[Objective]: Please copy every line of the records below that holds the word "Setting".

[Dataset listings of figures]
--
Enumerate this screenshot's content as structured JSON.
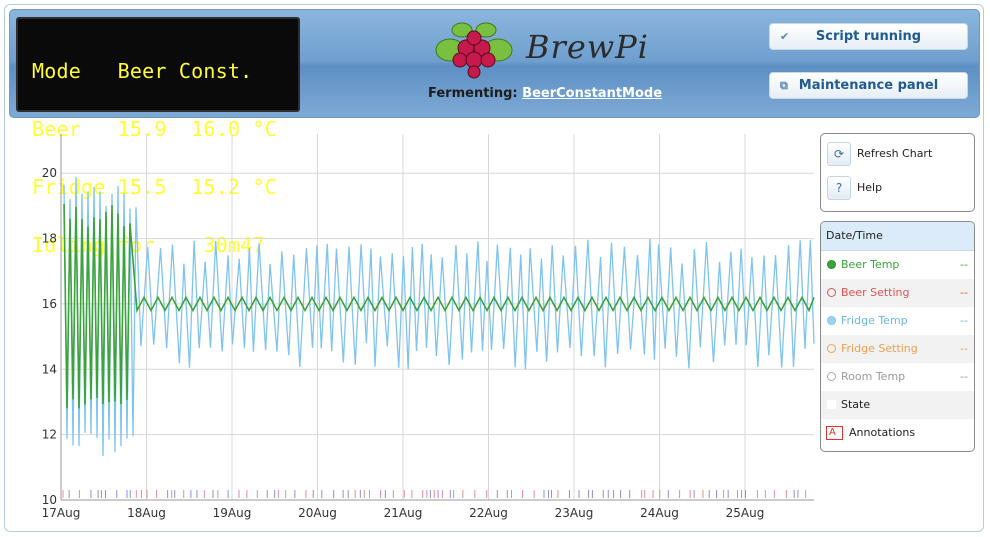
{
  "lcd": {
    "lines": [
      "Mode   Beer Const.",
      "Beer   15.9  16.0 °C",
      "Fridge 15.5  15.2 °C",
      "Idling for    30m47"
    ]
  },
  "logo": {
    "text": "BrewPi"
  },
  "fermenting": {
    "label": "Fermenting:",
    "profile": "BeerConstantMode"
  },
  "buttons": {
    "script_status": "Script running",
    "maintenance": "Maintenance panel",
    "refresh_chart": "Refresh Chart",
    "help": "Help"
  },
  "legend": {
    "header": "Date/Time",
    "items": [
      {
        "label": "Beer Temp",
        "value": "--",
        "color": "#3aa33a"
      },
      {
        "label": "Beer Setting",
        "value": "--",
        "color": "#e05252"
      },
      {
        "label": "Fridge Temp",
        "value": "--",
        "color": "#7fc4f0"
      },
      {
        "label": "Fridge Setting",
        "value": "--",
        "color": "#f0a050"
      },
      {
        "label": "Room Temp",
        "value": "--",
        "color": "#aaaaaa"
      },
      {
        "label": "State",
        "value": ""
      },
      {
        "label": "Annotations",
        "value": ""
      }
    ]
  },
  "chart_data": {
    "type": "line",
    "x": [
      "17Aug",
      "18Aug",
      "19Aug",
      "20Aug",
      "21Aug",
      "22Aug",
      "23Aug",
      "24Aug",
      "25Aug"
    ],
    "ylim": [
      10,
      21.2
    ],
    "yticks": [
      10,
      12,
      14,
      16,
      18,
      20
    ],
    "grid": true,
    "series": [
      {
        "name": "Beer Temp",
        "color": "#3aa33a",
        "values": [
          17.8,
          16.0,
          16.0,
          16.0,
          16.0,
          16.0,
          16.0,
          16.0,
          16.0
        ],
        "notes_oscillation_range": [
          12.5,
          19.4
        ]
      },
      {
        "name": "Fridge Temp",
        "color": "#7fc4f0",
        "values": [
          18.5,
          15.8,
          15.9,
          16.0,
          16.0,
          15.9,
          15.9,
          16.0,
          15.9
        ],
        "notes_oscillation_range": [
          11.0,
          20.4
        ]
      }
    ]
  }
}
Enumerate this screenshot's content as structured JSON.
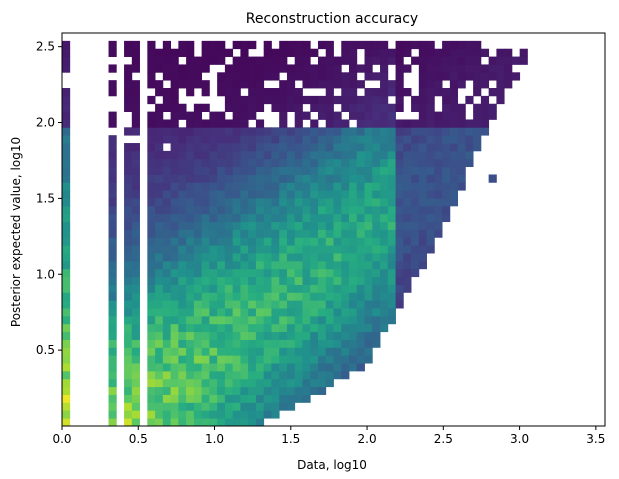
{
  "chart_data": {
    "type": "heatmap",
    "title": "Reconstruction accuracy",
    "xlabel": "Data, log10",
    "ylabel": "Posterior expected value, log10",
    "xlim": [
      0.0,
      3.56
    ],
    "ylim": [
      0.0,
      2.59
    ],
    "x_ticks": [
      {
        "value": 0.0,
        "label": "0.0"
      },
      {
        "value": 0.5,
        "label": "0.5"
      },
      {
        "value": 1.0,
        "label": "1.0"
      },
      {
        "value": 1.5,
        "label": "1.5"
      },
      {
        "value": 2.0,
        "label": "2.0"
      },
      {
        "value": 2.5,
        "label": "2.5"
      },
      {
        "value": 3.0,
        "label": "3.0"
      },
      {
        "value": 3.5,
        "label": "3.5"
      }
    ],
    "y_ticks": [
      {
        "value": 0.5,
        "label": "0.5"
      },
      {
        "value": 1.0,
        "label": "1.0"
      },
      {
        "value": 1.5,
        "label": "1.5"
      },
      {
        "value": 2.0,
        "label": "2.0"
      },
      {
        "value": 2.5,
        "label": "2.5"
      }
    ],
    "colormap": "viridis",
    "bins": {
      "nx": 70,
      "ny": 50
    },
    "density_model": {
      "description": "Approximate log-density of 2D histogram of (data, posterior) pairs",
      "empty_x_gaps": [
        [
          0.07,
          0.29
        ],
        [
          0.36,
          0.43
        ],
        [
          0.5,
          0.57
        ]
      ],
      "peak_x": 0.0,
      "ridge_upper_edge_y_at_x0": 2.55,
      "diagonal_edge": [
        [
          0.6,
          0.0
        ],
        [
          1.3,
          0.0
        ],
        [
          2.0,
          0.4
        ],
        [
          2.5,
          1.3
        ],
        [
          2.8,
          2.0
        ],
        [
          3.1,
          2.5
        ]
      ]
    },
    "colors": {
      "low": "#440154",
      "mid": "#21918c",
      "high": "#fde725"
    }
  }
}
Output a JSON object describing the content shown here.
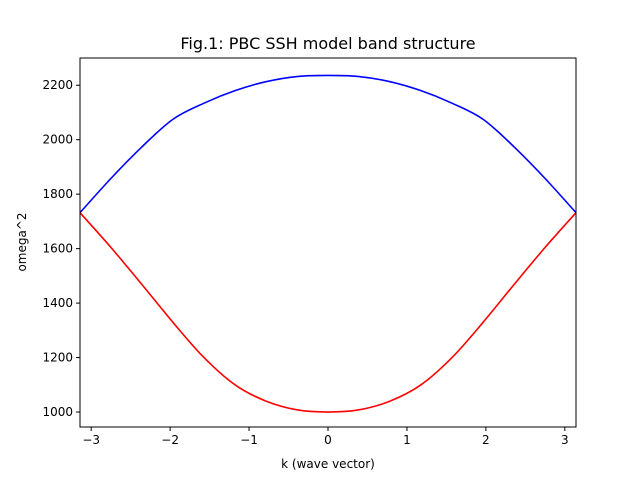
{
  "chart_data": {
    "type": "line",
    "title": "Fig.1: PBC SSH model band structure",
    "xlabel": "k (wave vector)",
    "ylabel": "omega^2",
    "xlim": [
      -3.14159,
      3.14159
    ],
    "ylim": [
      945,
      2300
    ],
    "grid": false,
    "legend": "none",
    "x_ticks": [
      -3,
      -2,
      -1,
      0,
      1,
      2,
      3
    ],
    "x_tick_labels": [
      "−3",
      "−2",
      "−1",
      "0",
      "1",
      "2",
      "3"
    ],
    "y_ticks": [
      1000,
      1200,
      1400,
      1600,
      1800,
      2000,
      2200
    ],
    "y_tick_labels": [
      "1000",
      "1200",
      "1400",
      "1600",
      "1800",
      "2000",
      "2200"
    ],
    "x": [
      -3.1416,
      -2.7489,
      -2.3562,
      -1.9635,
      -1.5708,
      -1.1781,
      -0.7854,
      -0.3927,
      0,
      0.3927,
      0.7854,
      1.1781,
      1.5708,
      1.9635,
      2.3562,
      2.7489,
      3.1416
    ],
    "series": [
      {
        "color": "#0000ff",
        "values": [
          1732,
          1858,
          1974,
          2075,
          2134,
          2180,
          2213,
          2232,
          2236,
          2232,
          2213,
          2180,
          2134,
          2075,
          1974,
          1858,
          1732
        ]
      },
      {
        "color": "#ff0000",
        "values": [
          1732,
          1604,
          1468,
          1329,
          1200,
          1100,
          1040,
          1008,
          1000,
          1008,
          1040,
          1100,
          1200,
          1329,
          1468,
          1604,
          1732
        ]
      }
    ]
  }
}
--
[Exercise response]:
        "label": "Beer Setting",
        "label": "Fridge Setting",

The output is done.